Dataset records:

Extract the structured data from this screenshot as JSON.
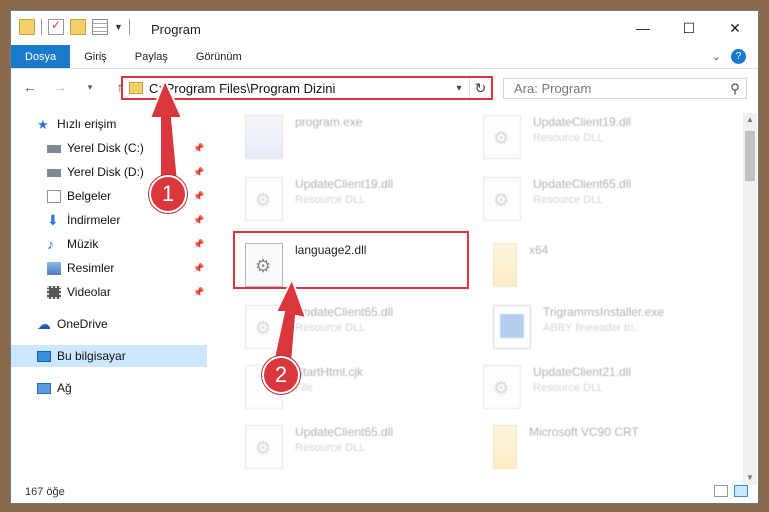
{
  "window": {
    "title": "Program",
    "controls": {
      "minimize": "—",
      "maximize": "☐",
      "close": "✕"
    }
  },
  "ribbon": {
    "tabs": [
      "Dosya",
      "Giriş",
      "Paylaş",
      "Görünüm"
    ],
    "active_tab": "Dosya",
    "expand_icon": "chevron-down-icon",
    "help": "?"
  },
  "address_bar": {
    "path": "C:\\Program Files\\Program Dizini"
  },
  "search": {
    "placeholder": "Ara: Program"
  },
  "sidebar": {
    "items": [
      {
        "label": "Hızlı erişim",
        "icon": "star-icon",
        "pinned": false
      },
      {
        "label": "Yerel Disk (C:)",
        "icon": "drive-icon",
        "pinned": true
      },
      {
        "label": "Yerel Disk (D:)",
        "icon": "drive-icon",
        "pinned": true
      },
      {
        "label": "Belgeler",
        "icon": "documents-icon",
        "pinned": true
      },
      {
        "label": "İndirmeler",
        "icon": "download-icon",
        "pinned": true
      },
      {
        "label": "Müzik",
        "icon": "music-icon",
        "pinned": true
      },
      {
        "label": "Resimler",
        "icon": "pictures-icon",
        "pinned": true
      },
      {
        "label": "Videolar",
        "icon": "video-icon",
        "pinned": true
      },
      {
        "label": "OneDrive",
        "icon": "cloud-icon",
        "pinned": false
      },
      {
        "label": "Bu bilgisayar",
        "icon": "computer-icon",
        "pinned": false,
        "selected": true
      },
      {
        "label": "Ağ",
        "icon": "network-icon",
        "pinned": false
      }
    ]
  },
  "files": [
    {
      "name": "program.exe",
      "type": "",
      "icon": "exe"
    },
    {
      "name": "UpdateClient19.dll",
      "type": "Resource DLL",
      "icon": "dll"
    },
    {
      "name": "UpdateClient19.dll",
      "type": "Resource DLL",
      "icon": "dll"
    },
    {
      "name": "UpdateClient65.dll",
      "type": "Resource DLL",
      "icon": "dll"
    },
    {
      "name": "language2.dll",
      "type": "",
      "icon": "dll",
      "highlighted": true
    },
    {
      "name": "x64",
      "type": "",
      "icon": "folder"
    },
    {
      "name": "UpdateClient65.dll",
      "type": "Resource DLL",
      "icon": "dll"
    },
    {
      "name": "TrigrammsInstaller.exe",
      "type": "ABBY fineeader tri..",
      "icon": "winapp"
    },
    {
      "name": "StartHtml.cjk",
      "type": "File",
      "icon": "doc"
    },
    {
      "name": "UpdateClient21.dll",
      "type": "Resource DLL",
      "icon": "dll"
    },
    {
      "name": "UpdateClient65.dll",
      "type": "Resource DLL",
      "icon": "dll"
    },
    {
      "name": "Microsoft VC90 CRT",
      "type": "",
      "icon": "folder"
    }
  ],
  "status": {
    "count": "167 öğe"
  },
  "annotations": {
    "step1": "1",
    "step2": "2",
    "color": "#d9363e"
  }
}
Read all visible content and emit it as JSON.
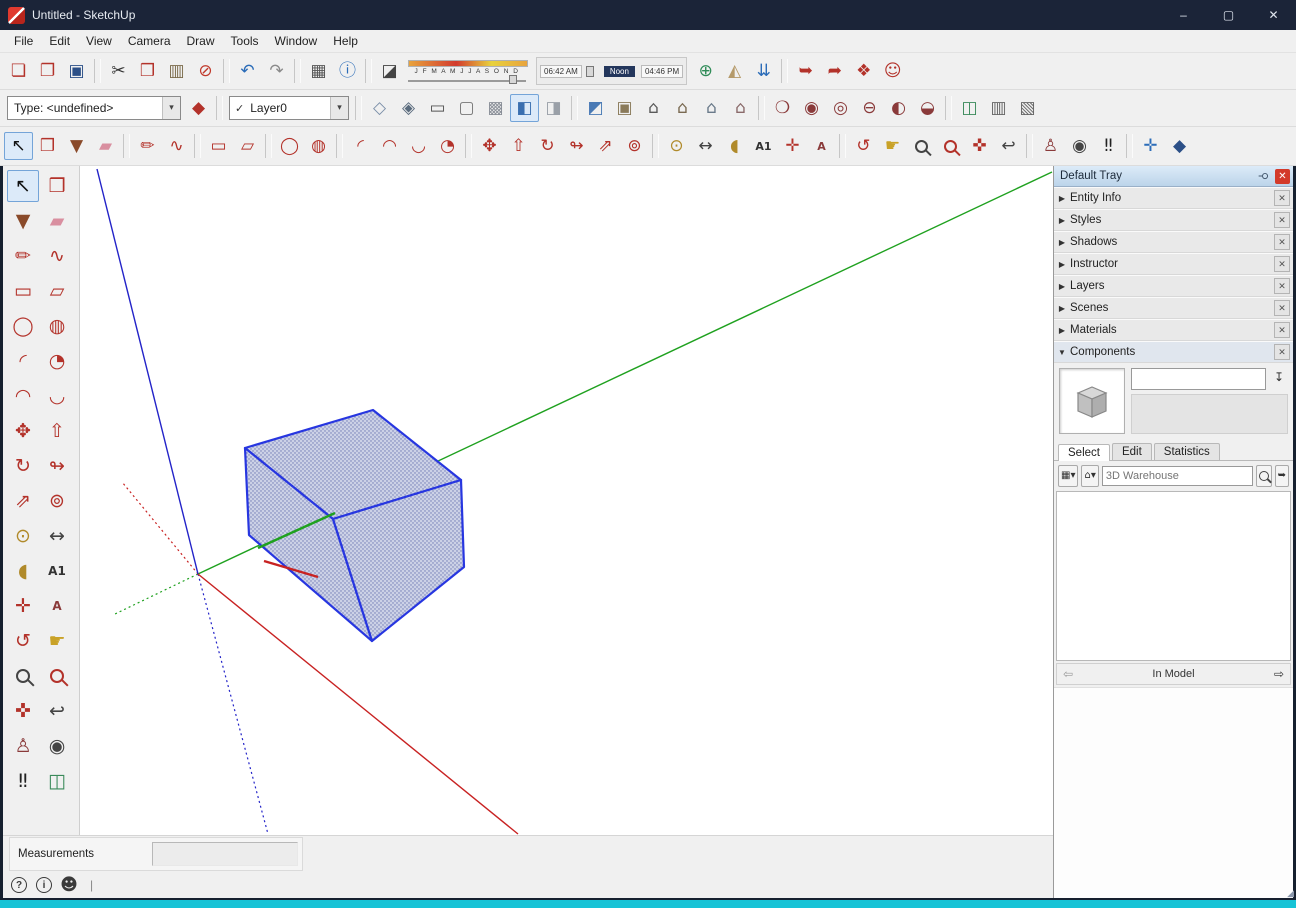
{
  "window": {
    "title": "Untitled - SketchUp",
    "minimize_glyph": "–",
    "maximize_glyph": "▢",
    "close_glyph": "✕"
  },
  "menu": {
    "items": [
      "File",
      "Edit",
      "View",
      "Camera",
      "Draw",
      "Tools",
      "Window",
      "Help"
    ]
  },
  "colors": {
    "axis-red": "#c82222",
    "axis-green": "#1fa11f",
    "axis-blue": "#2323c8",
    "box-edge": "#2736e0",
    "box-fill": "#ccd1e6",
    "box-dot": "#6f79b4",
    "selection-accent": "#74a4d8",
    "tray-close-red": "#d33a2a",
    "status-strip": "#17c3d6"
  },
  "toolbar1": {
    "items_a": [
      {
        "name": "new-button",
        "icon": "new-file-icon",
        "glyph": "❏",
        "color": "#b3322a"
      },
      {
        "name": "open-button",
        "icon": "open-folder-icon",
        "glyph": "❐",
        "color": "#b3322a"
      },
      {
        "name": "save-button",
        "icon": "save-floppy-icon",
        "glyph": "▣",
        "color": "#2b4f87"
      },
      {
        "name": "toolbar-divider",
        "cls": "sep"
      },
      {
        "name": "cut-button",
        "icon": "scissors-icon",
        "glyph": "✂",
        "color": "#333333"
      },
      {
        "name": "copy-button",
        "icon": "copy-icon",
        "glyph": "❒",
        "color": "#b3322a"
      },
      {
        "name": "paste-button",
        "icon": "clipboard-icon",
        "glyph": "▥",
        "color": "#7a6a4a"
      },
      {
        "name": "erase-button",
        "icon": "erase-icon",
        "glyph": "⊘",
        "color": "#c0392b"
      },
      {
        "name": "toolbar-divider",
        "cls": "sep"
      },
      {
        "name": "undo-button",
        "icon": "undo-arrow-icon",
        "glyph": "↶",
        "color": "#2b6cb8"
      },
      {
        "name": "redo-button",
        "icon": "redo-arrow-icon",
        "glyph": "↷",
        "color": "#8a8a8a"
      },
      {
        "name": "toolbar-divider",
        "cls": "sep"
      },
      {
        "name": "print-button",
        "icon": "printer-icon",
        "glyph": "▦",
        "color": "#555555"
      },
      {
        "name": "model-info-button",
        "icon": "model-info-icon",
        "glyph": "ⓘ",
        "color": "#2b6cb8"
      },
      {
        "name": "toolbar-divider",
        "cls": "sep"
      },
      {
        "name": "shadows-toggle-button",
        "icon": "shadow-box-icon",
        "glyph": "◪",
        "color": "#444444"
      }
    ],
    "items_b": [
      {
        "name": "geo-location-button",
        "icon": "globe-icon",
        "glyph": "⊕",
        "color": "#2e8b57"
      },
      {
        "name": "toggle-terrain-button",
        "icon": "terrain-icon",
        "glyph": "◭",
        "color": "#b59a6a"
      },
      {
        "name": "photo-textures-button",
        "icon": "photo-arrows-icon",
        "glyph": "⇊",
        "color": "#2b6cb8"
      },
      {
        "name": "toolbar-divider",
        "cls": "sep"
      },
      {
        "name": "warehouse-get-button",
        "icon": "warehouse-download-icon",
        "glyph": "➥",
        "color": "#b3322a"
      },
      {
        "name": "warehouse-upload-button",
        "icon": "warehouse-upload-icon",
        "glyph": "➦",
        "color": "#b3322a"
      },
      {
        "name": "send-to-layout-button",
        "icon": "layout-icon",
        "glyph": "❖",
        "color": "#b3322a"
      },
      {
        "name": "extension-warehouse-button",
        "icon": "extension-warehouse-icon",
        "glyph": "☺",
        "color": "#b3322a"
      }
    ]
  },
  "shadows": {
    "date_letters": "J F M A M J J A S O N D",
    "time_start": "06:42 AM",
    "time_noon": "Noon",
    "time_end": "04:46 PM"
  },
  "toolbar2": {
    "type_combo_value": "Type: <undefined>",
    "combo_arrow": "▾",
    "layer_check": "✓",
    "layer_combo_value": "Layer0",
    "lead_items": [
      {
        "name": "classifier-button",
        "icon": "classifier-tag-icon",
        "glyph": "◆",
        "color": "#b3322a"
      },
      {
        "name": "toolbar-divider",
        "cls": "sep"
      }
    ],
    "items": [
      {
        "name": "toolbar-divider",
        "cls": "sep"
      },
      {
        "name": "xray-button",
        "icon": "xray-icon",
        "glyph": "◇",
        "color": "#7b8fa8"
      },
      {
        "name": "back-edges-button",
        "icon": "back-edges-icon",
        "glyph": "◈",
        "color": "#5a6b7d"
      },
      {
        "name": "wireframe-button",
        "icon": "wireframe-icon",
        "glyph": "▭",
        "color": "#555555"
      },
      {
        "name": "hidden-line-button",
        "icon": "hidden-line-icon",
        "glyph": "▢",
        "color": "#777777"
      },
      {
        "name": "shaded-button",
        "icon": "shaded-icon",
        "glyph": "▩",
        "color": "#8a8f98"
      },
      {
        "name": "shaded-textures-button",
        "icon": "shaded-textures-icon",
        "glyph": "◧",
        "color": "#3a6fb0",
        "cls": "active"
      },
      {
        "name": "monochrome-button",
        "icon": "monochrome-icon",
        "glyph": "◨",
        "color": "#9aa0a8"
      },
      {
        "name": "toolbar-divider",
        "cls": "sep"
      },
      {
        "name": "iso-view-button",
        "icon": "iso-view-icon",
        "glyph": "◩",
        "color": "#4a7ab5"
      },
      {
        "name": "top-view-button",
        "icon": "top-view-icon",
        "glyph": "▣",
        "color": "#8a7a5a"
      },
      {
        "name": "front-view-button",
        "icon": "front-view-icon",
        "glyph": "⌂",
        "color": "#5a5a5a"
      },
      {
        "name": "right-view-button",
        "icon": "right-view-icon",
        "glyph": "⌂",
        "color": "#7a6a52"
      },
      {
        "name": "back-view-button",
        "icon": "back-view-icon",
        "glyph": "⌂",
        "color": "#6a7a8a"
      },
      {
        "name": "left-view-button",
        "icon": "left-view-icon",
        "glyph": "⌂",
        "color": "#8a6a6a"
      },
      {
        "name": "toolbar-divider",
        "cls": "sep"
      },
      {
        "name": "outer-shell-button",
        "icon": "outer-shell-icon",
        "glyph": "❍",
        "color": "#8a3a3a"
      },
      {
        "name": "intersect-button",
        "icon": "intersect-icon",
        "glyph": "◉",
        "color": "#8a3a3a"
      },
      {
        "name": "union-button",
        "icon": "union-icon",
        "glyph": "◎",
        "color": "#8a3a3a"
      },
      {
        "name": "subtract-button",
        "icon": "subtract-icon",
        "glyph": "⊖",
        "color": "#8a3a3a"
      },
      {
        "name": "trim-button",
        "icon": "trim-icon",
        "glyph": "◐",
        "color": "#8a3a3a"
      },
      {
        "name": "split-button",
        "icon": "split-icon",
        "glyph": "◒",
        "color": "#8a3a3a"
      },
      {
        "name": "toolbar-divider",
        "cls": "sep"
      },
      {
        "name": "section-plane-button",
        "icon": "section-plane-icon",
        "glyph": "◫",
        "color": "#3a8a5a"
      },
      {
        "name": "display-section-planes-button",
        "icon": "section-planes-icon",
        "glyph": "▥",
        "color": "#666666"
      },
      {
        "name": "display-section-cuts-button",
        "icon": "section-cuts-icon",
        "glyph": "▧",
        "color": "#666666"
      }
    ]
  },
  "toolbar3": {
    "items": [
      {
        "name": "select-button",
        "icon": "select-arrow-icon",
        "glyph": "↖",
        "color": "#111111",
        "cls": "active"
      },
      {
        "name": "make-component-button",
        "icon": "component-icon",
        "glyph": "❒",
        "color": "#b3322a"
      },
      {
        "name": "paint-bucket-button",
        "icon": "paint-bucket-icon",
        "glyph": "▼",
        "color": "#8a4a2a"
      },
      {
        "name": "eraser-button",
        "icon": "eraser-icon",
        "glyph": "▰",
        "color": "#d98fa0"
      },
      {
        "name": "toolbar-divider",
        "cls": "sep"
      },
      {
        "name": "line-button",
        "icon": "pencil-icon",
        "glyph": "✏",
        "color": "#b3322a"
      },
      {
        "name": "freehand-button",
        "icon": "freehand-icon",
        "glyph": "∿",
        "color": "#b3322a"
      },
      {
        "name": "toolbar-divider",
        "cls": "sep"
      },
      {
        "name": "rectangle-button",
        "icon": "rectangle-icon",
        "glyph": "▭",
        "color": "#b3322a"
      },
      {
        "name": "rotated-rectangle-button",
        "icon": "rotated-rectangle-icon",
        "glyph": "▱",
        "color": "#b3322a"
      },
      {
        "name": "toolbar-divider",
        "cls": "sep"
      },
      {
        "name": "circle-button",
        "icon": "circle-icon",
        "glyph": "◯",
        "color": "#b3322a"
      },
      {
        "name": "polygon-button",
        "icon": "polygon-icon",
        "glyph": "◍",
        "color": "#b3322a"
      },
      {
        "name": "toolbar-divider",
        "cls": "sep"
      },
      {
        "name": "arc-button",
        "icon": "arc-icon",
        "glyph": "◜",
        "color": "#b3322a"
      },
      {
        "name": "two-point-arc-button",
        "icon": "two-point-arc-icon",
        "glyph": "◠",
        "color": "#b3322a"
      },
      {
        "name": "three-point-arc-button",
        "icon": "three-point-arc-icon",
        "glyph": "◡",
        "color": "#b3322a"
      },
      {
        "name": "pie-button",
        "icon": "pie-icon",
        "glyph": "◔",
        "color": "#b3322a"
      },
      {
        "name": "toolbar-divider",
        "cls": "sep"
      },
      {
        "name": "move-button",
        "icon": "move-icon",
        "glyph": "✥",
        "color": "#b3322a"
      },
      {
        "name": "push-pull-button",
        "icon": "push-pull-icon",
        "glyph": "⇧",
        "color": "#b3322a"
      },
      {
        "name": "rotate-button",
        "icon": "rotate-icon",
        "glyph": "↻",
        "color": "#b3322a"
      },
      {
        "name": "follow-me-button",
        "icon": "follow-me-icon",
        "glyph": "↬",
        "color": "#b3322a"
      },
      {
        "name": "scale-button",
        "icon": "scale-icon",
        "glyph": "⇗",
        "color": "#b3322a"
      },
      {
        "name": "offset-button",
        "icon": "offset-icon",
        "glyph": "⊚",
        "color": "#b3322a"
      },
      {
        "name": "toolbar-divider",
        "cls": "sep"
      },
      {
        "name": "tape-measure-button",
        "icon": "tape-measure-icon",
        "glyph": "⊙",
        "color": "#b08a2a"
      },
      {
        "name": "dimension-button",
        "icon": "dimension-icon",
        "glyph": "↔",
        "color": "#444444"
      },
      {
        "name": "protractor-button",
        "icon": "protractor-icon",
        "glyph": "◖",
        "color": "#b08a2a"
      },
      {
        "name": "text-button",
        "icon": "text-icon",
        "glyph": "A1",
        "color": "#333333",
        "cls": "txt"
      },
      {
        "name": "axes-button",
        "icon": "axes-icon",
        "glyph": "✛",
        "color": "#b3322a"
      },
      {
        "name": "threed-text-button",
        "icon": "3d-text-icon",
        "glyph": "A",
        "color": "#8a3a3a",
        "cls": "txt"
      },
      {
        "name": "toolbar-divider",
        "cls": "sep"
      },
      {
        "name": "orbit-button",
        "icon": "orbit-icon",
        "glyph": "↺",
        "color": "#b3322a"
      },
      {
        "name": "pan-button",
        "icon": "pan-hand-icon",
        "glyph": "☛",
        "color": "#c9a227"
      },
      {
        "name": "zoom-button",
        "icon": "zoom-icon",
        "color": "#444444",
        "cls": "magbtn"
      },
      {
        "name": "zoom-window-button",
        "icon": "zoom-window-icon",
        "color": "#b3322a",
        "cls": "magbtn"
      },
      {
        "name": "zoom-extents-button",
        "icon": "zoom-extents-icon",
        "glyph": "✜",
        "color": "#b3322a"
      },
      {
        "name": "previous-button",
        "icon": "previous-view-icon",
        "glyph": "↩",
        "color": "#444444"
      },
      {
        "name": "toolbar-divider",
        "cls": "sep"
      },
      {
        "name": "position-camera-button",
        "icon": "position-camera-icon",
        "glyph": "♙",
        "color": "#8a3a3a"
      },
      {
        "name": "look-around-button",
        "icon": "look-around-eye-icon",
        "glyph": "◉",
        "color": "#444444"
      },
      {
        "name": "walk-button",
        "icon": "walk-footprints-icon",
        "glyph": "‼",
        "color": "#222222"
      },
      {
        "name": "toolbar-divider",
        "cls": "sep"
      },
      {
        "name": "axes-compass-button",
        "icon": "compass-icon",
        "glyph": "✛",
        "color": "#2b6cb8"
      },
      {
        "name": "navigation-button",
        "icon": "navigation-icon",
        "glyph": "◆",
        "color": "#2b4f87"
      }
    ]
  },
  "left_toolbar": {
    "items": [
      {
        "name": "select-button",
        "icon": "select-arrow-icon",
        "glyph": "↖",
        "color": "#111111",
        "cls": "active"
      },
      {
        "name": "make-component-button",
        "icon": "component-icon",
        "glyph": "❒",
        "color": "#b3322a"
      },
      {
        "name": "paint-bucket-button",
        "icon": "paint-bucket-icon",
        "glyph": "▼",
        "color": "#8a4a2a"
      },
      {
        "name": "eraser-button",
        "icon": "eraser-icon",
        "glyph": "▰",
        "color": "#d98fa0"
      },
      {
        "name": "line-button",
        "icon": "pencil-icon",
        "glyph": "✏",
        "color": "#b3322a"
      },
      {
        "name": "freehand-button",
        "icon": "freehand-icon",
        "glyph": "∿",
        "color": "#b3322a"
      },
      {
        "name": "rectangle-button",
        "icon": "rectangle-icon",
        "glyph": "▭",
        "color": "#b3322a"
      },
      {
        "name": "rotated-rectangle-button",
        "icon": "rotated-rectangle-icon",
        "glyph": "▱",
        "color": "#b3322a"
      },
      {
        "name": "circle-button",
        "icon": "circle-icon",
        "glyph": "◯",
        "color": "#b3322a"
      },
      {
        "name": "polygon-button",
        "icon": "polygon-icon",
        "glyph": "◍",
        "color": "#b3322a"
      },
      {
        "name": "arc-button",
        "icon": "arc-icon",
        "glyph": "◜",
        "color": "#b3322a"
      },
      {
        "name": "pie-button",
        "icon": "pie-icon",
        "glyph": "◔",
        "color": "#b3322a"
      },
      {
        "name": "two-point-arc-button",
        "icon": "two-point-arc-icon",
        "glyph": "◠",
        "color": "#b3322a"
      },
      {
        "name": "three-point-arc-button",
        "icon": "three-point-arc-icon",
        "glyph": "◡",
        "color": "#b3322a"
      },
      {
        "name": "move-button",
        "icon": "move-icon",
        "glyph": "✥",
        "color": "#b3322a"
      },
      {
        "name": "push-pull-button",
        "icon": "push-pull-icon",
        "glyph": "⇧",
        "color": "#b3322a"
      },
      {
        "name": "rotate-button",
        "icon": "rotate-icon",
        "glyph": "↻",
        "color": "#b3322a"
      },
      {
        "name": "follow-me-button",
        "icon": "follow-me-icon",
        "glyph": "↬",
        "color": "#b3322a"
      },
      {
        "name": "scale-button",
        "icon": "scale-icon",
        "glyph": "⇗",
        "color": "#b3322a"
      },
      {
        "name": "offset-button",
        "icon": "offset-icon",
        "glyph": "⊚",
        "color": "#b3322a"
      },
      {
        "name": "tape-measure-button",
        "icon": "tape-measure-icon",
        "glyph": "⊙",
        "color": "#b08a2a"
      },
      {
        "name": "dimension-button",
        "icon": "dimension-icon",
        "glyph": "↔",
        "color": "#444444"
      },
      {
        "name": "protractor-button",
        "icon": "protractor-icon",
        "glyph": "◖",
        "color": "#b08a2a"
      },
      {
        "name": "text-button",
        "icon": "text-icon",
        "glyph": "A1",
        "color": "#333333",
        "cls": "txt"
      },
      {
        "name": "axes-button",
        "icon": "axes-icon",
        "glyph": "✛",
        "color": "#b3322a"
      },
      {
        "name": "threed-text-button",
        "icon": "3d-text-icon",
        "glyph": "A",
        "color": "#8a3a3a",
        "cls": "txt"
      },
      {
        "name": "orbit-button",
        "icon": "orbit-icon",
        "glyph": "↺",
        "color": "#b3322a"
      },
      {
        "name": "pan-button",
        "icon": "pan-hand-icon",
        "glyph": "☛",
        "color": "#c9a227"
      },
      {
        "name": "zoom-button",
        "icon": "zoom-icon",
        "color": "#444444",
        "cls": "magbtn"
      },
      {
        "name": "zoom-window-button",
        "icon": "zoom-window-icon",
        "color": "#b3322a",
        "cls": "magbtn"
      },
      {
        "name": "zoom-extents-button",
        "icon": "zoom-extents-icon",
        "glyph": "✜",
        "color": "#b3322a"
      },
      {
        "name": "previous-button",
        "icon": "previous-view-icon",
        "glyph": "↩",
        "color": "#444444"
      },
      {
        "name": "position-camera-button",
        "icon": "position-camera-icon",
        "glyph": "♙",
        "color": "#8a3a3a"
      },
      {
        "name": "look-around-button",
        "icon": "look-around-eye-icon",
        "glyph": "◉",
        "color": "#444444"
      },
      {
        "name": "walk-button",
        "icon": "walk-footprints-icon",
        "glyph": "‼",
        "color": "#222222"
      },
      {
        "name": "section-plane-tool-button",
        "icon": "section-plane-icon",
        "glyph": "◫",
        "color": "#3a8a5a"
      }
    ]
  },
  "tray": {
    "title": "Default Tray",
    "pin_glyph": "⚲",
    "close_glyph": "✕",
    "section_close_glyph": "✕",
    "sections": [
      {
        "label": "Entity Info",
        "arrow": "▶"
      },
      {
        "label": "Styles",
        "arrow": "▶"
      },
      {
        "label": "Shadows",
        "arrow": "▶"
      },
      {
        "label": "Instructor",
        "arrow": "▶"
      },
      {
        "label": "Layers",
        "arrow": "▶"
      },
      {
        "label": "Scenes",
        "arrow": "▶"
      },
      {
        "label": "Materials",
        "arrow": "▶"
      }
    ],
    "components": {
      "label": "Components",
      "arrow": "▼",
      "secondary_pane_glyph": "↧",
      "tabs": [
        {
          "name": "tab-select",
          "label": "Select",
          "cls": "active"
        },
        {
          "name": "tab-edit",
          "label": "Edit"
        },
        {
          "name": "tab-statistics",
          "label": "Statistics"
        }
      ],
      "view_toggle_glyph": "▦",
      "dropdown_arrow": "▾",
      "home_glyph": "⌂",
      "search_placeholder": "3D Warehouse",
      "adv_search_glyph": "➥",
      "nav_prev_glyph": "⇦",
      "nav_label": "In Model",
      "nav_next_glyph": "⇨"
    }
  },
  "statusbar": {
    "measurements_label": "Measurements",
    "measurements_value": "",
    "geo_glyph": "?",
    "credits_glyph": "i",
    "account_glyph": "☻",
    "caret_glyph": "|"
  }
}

What is asked —
Choose all lines containing the string "title" and copy them out.

Task solution —
    "title": "Program",
    "title": "Untitled - SketchUp",
    "title": "Default Tray",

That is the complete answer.